<<<<
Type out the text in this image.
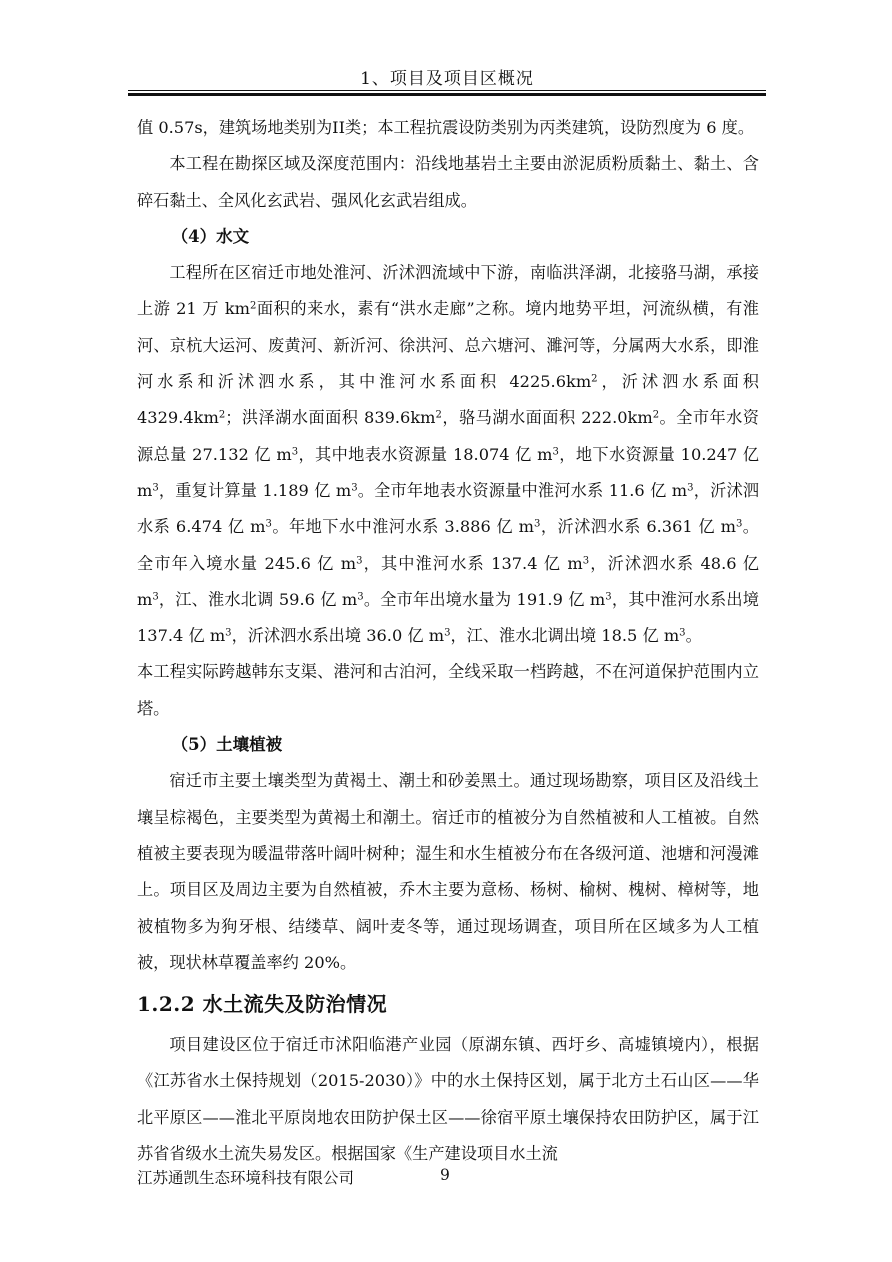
1、项目及项目区概况

值 0.57s，建筑场地类别为II类；本工程抗震设防类别为丙类建筑，设防烈度为 6 度。

本工程在勘探区域及深度范围内：沿线地基岩土主要由淤泥质粉质黏土、黏土、含碎石黏土、全风化玄武岩、强风化玄武岩组成。

（4）水文

工程所在区宿迁市地处淮河、沂沭泗流域中下游，南临洪泽湖，北接骆马湖，承接上游 21 万 $km^2$面积的来水，素有“洪水走廊”之称。境内地势平坦，河流纵横，有淮河、京杭大运河、废黄河、新沂河、徐洪河、总六塘河、濉河等，分属两大水系，即淮河水系和沂沭泗水系，其中淮河水系面积 $4225.6km^2$，沂沭泗水系面积 $4329.4km^2$；洪泽湖水面面积 $839.6km^2$，骆马湖水面面积 $222.0km^2$。全市年水资源总量 27.132 亿 $m^3$，其中地表水资源量 18.074 亿 $m^3$，地下水资源量 10.247 亿 $m^3$，重复计算量 1.189 亿 $m^3$。全市年地表水资源量中淮河水系 11.6 亿 $m^3$，沂沭泗水系 6.474 亿 $m^3$。年地下水中淮河水系 3.886 亿 $m^3$，沂沭泗水系 6.361 亿 $m^3$。全市年入境水量 245.6 亿 $m^3$，其中淮河水系 137.4 亿 $m^3$，沂沭泗水系 48.6 亿 $m^3$，江、淮水北调 59.6 亿 $m^3$。全市年出境水量为 191.9 亿 $m^3$，其中淮河水系出境 137.4 亿 $m^3$，沂沭泗水系出境 36.0 亿 $m^3$，江、淮水北调出境 18.5 亿 $m^3$。

本工程实际跨越韩东支渠、港河和古泊河，全线采取一档跨越，不在河道保护范围内立塔。

（5）土壤植被

宿迁市主要土壤类型为黄褐土、潮土和砂姜黑土。通过现场勘察，项目区及沿线土壤呈棕褐色，主要类型为黄褐土和潮土。宿迁市的植被分为自然植被和人工植被。自然植被主要表现为暖温带落叶阔叶树种；湿生和水生植被分布在各级河道、池塘和河漫滩上。项目区及周边主要为自然植被，乔木主要为意杨、杨树、榆树、槐树、樟树等，地被植物多为狗牙根、结缕草、阔叶麦冬等，通过现场调查，项目所在区域多为人工植被，现状林草覆盖率约 20%。

1.2.2 水土流失及防治情况

项目建设区位于宿迁市沭阳临港产业园（原湖东镇、西圩乡、高墟镇境内），根据《江苏省水土保持规划（2015-2030）》中的水土保持区划，属于北方土石山区——华北平原区——淮北平原岗地农田防护保土区——徐宿平原土壤保持农田防护区，属于江苏省省级水土流失易发区。根据国家《生产建设项目水土流

江苏通凯生态环境科技有限公司	9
>>>>
GIVEN REQUEST: The entries above should be reproduced exactly, without their pictures.

RESPONSE TO THIS EXERCISE:
Type out the text in this image.
1、项目及项目区概况

值 0.57s，建筑场地类别为II类；本工程抗震设防类别为丙类建筑，设防烈度为 6 度。

本工程在勘探区域及深度范围内：沿线地基岩土主要由淤泥质粉质黏土、黏土、含碎石黏土、全风化玄武岩、强风化玄武岩组成。

（4）水文

工程所在区宿迁市地处淮河、沂沭泗流域中下游，南临洪泽湖，北接骆马湖，承接上游 21 万 $km^2$面积的来水，素有“洪水走廊”之称。境内地势平坦，河流纵横，有淮河、京杭大运河、废黄河、新沂河、徐洪河、总六塘河、濉河等，分属两大水系，即淮河水系和沂沭泗水系，其中淮河水系面积 $4225.6km^2$，沂沭泗水系面积 $4329.4km^2$；洪泽湖水面面积 $839.6km^2$，骆马湖水面面积 $222.0km^2$。全市年水资源总量 27.132 亿 $m^3$，其中地表水资源量 18.074 亿 $m^3$，地下水资源量 10.247 亿 $m^3$，重复计算量 1.189 亿 $m^3$。全市年地表水资源量中淮河水系 11.6 亿 $m^3$，沂沭泗水系 6.474 亿 $m^3$。年地下水中淮河水系 3.886 亿 $m^3$，沂沭泗水系 6.361 亿 $m^3$。全市年入境水量 245.6 亿 $m^3$，其中淮河水系 137.4 亿 $m^3$，沂沭泗水系 48.6 亿 $m^3$，江、淮水北调 59.6 亿 $m^3$。全市年出境水量为 191.9 亿 $m^3$，其中淮河水系出境 137.4 亿 $m^3$，沂沭泗水系出境 36.0 亿 $m^3$，江、淮水北调出境 18.5 亿 $m^3$。

本工程实际跨越韩东支渠、港河和古泊河，全线采取一档跨越，不在河道保护范围内立塔。

（5）土壤植被

宿迁市主要土壤类型为黄褐土、潮土和砂姜黑土。通过现场勘察，项目区及沿线土壤呈棕褐色，主要类型为黄褐土和潮土。宿迁市的植被分为自然植被和人工植被。自然植被主要表现为暖温带落叶阔叶树种；湿生和水生植被分布在各级河道、池塘和河漫滩上。项目区及周边主要为自然植被，乔木主要为意杨、杨树、榆树、槐树、樟树等，地被植物多为狗牙根、结缕草、阔叶麦冬等，通过现场调查，项目所在区域多为人工植被，现状林草覆盖率约 20%。

1.2.2 水土流失及防治情况

项目建设区位于宿迁市沭阳临港产业园（原湖东镇、西圩乡、高墟镇境内），根据《江苏省水土保持规划（2015-2030）》中的水土保持区划，属于北方土石山区——华北平原区——淮北平原岗地农田防护保土区——徐宿平原土壤保持农田防护区，属于江苏省省级水土流失易发区。根据国家《生产建设项目水土流

江苏通凯生态环境科技有限公司	9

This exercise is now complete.